* Exercise input *
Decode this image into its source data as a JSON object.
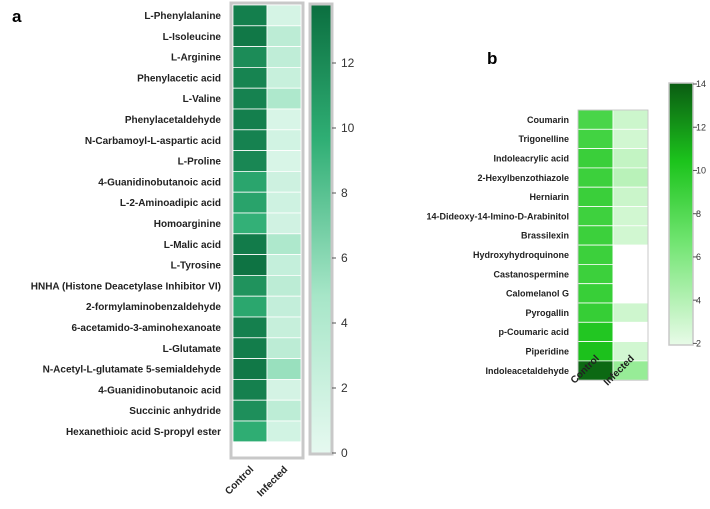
{
  "chart_data": [
    {
      "type": "heatmap",
      "panel_label": "a",
      "columns": [
        "Control",
        "Infected"
      ],
      "rows": [
        "L-Phenylalanine",
        "L-Isoleucine",
        "L-Arginine",
        "Phenylacetic acid",
        "L-Valine",
        "Phenylacetaldehyde",
        "N-Carbamoyl-L-aspartic acid",
        "L-Proline",
        "4-Guanidinobutanoic acid",
        "L-2-Aminoadipic acid",
        "Homoarginine",
        "L-Malic acid",
        "L-Tyrosine",
        "HNHA (Histone Deacetylase Inhibitor VI)",
        "2-formylaminobenzaldehyde",
        "6-acetamido-3-aminohexanoate",
        "L-Glutamate",
        "N-Acetyl-L-glutamate 5-semialdehyde",
        "4-Guanidinobutanoic acid",
        "Succinic anhydride",
        "Hexanethioic acid S-propyl ester"
      ],
      "values": [
        [
          11.8,
          1.2
        ],
        [
          12.2,
          3.0
        ],
        [
          11.0,
          2.8
        ],
        [
          11.5,
          2.2
        ],
        [
          11.6,
          4.0
        ],
        [
          11.8,
          1.0
        ],
        [
          11.6,
          1.5
        ],
        [
          11.3,
          1.0
        ],
        [
          9.5,
          1.8
        ],
        [
          9.6,
          1.7
        ],
        [
          8.8,
          1.6
        ],
        [
          12.0,
          4.0
        ],
        [
          12.5,
          2.4
        ],
        [
          10.6,
          3.0
        ],
        [
          9.4,
          2.5
        ],
        [
          11.7,
          2.3
        ],
        [
          11.9,
          3.0
        ],
        [
          12.2,
          5.0
        ],
        [
          11.7,
          1.3
        ],
        [
          10.8,
          2.9
        ],
        [
          9.0,
          1.5
        ]
      ],
      "colorbar": {
        "min": 0,
        "max": 12.8,
        "ticks": [
          0,
          2,
          4,
          6,
          8,
          10,
          12
        ],
        "color_low": "#e6f9f0",
        "color_high": "#0b6e3f"
      }
    },
    {
      "type": "heatmap",
      "panel_label": "b",
      "columns": [
        "Control",
        "Infected"
      ],
      "rows": [
        "Coumarin",
        "Trigonelline",
        "Indoleacrylic acid",
        "2-Hexylbenzothiazole",
        "Herniarin",
        "14-Dideoxy-14-Imino-D-Arabinitol",
        "Brassilexin",
        "Hydroxyhydroquinone",
        "Castanospermine",
        "Calomelanol G",
        "Pyrogallin",
        "p-Coumaric acid",
        "Piperidine",
        "Indoleacetaldehyde"
      ],
      "values": [
        [
          8.0,
          2.2
        ],
        [
          8.3,
          2.0
        ],
        [
          8.7,
          2.6
        ],
        [
          8.6,
          3.0
        ],
        [
          8.7,
          2.3
        ],
        [
          8.5,
          2.0
        ],
        [
          8.6,
          2.0
        ],
        [
          8.6,
          1.0
        ],
        [
          8.6,
          1.0
        ],
        [
          8.8,
          1.0
        ],
        [
          8.9,
          2.1
        ],
        [
          9.8,
          1.0
        ],
        [
          10.2,
          2.0
        ],
        [
          13.5,
          4.5
        ]
      ],
      "colorbar": {
        "min": 1,
        "max": 14,
        "ticks": [
          2,
          4,
          6,
          8,
          10,
          12,
          14
        ],
        "color_low": "#e8fbe8",
        "color_high": "#0a5c12"
      }
    }
  ]
}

* Problem requirements *
Copy all of the entries verbatim, leaving out any pictures they contain.

* Right answer *
Decode this image into its source data as a JSON object.
{
  "chart_data": [
    {
      "type": "heatmap",
      "panel_label": "a",
      "columns": [
        "Control",
        "Infected"
      ],
      "rows": [
        "L-Phenylalanine",
        "L-Isoleucine",
        "L-Arginine",
        "Phenylacetic acid",
        "L-Valine",
        "Phenylacetaldehyde",
        "N-Carbamoyl-L-aspartic acid",
        "L-Proline",
        "4-Guanidinobutanoic acid",
        "L-2-Aminoadipic acid",
        "Homoarginine",
        "L-Malic acid",
        "L-Tyrosine",
        "HNHA (Histone Deacetylase Inhibitor VI)",
        "2-formylaminobenzaldehyde",
        "6-acetamido-3-aminohexanoate",
        "L-Glutamate",
        "N-Acetyl-L-glutamate 5-semialdehyde",
        "4-Guanidinobutanoic acid",
        "Succinic anhydride",
        "Hexanethioic acid S-propyl ester"
      ],
      "values": [
        [
          11.8,
          1.2
        ],
        [
          12.2,
          3.0
        ],
        [
          11.0,
          2.8
        ],
        [
          11.5,
          2.2
        ],
        [
          11.6,
          4.0
        ],
        [
          11.8,
          1.0
        ],
        [
          11.6,
          1.5
        ],
        [
          11.3,
          1.0
        ],
        [
          9.5,
          1.8
        ],
        [
          9.6,
          1.7
        ],
        [
          8.8,
          1.6
        ],
        [
          12.0,
          4.0
        ],
        [
          12.5,
          2.4
        ],
        [
          10.6,
          3.0
        ],
        [
          9.4,
          2.5
        ],
        [
          11.7,
          2.3
        ],
        [
          11.9,
          3.0
        ],
        [
          12.2,
          5.0
        ],
        [
          11.7,
          1.3
        ],
        [
          10.8,
          2.9
        ],
        [
          9.0,
          1.5
        ]
      ],
      "colorbar": {
        "min": 0,
        "max": 12.8,
        "ticks": [
          0,
          2,
          4,
          6,
          8,
          10,
          12
        ],
        "color_low": "#e6f9f0",
        "color_high": "#0b6e3f"
      }
    },
    {
      "type": "heatmap",
      "panel_label": "b",
      "columns": [
        "Control",
        "Infected"
      ],
      "rows": [
        "Coumarin",
        "Trigonelline",
        "Indoleacrylic acid",
        "2-Hexylbenzothiazole",
        "Herniarin",
        "14-Dideoxy-14-Imino-D-Arabinitol",
        "Brassilexin",
        "Hydroxyhydroquinone",
        "Castanospermine",
        "Calomelanol G",
        "Pyrogallin",
        "p-Coumaric acid",
        "Piperidine",
        "Indoleacetaldehyde"
      ],
      "values": [
        [
          8.0,
          2.2
        ],
        [
          8.3,
          2.0
        ],
        [
          8.7,
          2.6
        ],
        [
          8.6,
          3.0
        ],
        [
          8.7,
          2.3
        ],
        [
          8.5,
          2.0
        ],
        [
          8.6,
          2.0
        ],
        [
          8.6,
          1.0
        ],
        [
          8.6,
          1.0
        ],
        [
          8.8,
          1.0
        ],
        [
          8.9,
          2.1
        ],
        [
          9.8,
          1.0
        ],
        [
          10.2,
          2.0
        ],
        [
          13.5,
          4.5
        ]
      ],
      "colorbar": {
        "min": 1,
        "max": 14,
        "ticks": [
          2,
          4,
          6,
          8,
          10,
          12,
          14
        ],
        "color_low": "#e8fbe8",
        "color_high": "#0a5c12"
      }
    }
  ]
}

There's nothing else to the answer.